> **STATED GOAL**
Of all the lines in the data below, how many contain "CORRELATION"? Report that number alone.

** Begin RECORDS SHOWN **

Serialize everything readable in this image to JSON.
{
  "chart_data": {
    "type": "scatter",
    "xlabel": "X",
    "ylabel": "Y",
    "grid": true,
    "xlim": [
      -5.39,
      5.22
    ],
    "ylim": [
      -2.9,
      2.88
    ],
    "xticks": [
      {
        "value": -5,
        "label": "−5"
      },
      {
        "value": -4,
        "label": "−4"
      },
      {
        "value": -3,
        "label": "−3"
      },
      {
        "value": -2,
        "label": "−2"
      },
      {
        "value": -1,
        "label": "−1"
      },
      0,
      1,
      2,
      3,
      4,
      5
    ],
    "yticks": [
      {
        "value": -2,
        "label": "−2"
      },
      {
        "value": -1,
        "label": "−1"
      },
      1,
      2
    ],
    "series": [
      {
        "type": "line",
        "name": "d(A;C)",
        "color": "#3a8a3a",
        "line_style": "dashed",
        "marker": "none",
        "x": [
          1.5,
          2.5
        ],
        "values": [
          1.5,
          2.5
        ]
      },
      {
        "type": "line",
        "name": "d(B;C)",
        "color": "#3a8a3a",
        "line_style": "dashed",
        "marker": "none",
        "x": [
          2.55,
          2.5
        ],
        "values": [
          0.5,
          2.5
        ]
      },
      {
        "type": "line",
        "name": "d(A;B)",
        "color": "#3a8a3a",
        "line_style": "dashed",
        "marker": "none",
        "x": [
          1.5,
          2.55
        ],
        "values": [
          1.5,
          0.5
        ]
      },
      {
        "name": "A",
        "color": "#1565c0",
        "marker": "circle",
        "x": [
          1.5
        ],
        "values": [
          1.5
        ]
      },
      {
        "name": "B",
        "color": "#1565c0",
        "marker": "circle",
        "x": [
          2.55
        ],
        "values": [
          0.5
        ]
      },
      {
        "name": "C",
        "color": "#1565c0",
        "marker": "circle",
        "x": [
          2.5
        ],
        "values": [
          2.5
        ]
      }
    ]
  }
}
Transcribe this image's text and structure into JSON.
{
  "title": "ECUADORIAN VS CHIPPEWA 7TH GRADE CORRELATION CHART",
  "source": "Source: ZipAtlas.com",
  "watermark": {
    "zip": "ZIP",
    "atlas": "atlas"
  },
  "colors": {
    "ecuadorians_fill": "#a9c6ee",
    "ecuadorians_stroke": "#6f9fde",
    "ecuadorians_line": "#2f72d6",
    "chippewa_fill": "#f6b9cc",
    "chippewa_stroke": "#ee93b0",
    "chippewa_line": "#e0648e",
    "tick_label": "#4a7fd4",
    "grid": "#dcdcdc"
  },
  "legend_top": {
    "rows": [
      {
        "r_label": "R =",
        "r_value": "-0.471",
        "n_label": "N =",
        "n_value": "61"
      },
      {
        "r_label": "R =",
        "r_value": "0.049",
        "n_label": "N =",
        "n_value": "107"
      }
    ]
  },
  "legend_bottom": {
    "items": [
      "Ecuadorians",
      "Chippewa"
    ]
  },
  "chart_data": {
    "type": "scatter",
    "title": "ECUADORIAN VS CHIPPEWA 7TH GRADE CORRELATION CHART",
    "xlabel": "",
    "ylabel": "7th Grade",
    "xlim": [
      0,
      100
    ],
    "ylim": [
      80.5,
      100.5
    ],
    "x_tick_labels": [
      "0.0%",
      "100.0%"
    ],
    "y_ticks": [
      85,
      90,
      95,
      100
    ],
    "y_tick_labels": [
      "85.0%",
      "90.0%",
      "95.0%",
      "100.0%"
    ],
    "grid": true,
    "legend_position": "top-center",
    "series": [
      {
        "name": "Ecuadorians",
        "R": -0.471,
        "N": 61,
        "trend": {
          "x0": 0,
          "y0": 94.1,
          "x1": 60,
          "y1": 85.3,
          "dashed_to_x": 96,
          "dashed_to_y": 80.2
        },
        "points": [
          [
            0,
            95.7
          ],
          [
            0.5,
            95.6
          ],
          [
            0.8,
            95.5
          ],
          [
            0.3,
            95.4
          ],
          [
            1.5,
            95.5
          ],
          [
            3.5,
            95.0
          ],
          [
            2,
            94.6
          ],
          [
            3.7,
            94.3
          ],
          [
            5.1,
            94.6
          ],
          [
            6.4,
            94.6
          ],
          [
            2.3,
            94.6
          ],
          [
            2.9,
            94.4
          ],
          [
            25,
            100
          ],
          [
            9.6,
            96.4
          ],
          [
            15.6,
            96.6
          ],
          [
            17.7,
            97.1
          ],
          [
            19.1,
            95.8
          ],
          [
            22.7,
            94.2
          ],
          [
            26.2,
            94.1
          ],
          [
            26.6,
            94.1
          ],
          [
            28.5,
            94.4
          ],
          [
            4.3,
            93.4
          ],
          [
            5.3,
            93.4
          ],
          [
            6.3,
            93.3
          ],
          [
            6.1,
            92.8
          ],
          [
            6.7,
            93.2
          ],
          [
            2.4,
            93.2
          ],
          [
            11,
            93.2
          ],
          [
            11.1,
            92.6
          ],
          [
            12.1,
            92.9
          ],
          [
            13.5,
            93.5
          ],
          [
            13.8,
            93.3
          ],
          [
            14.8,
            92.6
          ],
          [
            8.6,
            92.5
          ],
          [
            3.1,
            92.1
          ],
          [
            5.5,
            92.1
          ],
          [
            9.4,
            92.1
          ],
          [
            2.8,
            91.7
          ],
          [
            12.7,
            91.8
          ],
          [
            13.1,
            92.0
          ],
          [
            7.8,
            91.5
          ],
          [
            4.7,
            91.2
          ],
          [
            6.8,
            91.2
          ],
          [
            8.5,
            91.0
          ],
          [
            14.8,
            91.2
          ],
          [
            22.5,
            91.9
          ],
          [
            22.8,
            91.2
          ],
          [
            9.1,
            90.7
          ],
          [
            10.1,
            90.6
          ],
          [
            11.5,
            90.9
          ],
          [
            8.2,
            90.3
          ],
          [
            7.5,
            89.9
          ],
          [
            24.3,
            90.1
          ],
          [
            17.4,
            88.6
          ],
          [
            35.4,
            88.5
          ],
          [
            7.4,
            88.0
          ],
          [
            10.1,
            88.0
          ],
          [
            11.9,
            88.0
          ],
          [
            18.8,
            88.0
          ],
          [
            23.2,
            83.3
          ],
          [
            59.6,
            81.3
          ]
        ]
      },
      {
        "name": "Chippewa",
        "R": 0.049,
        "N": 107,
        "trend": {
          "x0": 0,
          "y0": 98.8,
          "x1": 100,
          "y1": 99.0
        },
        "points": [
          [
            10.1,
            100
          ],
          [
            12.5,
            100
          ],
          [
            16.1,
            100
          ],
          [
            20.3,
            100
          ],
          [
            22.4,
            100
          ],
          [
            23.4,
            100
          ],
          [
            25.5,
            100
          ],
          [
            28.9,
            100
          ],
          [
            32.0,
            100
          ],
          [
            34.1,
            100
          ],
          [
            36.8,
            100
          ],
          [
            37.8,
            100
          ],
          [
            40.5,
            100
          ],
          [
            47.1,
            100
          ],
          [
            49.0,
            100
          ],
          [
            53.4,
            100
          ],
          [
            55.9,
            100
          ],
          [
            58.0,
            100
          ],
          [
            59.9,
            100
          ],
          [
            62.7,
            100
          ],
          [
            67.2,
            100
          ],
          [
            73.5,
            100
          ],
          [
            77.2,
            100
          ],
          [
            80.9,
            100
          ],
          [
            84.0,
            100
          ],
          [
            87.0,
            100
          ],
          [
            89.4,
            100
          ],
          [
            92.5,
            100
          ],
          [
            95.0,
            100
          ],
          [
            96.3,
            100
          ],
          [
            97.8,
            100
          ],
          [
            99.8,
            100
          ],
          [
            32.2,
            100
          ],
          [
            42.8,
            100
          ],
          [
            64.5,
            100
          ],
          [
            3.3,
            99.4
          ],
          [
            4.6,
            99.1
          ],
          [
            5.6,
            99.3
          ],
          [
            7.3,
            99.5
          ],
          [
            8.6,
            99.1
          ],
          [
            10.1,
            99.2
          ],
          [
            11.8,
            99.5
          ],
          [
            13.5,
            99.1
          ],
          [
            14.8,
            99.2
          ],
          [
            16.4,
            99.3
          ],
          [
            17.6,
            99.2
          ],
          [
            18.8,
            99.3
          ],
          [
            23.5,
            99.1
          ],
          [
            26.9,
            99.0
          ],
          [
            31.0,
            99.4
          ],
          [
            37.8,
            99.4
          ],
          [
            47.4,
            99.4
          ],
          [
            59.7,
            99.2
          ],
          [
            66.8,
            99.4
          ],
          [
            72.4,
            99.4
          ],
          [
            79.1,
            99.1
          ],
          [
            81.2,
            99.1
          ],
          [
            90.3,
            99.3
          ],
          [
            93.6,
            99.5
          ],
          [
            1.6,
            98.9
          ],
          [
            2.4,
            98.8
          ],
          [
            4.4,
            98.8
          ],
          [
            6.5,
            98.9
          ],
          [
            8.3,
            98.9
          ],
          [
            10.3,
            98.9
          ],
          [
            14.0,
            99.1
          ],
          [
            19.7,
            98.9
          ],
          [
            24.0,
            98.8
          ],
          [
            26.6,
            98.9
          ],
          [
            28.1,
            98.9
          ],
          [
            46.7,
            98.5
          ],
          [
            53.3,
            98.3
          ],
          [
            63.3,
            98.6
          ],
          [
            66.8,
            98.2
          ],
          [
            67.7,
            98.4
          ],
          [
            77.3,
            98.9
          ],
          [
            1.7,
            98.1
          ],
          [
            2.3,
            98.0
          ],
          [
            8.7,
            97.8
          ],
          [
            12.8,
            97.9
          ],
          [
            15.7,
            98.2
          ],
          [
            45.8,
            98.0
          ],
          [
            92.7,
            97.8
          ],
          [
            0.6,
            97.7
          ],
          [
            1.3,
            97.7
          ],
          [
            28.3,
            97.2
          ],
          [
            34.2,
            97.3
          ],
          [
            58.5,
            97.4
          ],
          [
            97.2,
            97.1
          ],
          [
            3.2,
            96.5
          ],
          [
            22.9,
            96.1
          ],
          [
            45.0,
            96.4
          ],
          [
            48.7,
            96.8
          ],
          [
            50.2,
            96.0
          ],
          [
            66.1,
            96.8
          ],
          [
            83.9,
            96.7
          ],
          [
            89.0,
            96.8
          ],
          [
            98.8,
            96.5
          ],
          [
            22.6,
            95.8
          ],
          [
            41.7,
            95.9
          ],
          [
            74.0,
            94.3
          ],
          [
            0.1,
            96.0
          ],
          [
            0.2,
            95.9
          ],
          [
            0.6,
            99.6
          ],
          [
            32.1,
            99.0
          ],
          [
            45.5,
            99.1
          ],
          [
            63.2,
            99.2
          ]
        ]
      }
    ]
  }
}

** End RECORDS SHOWN **

> **EXERCISE SOLUTION**
2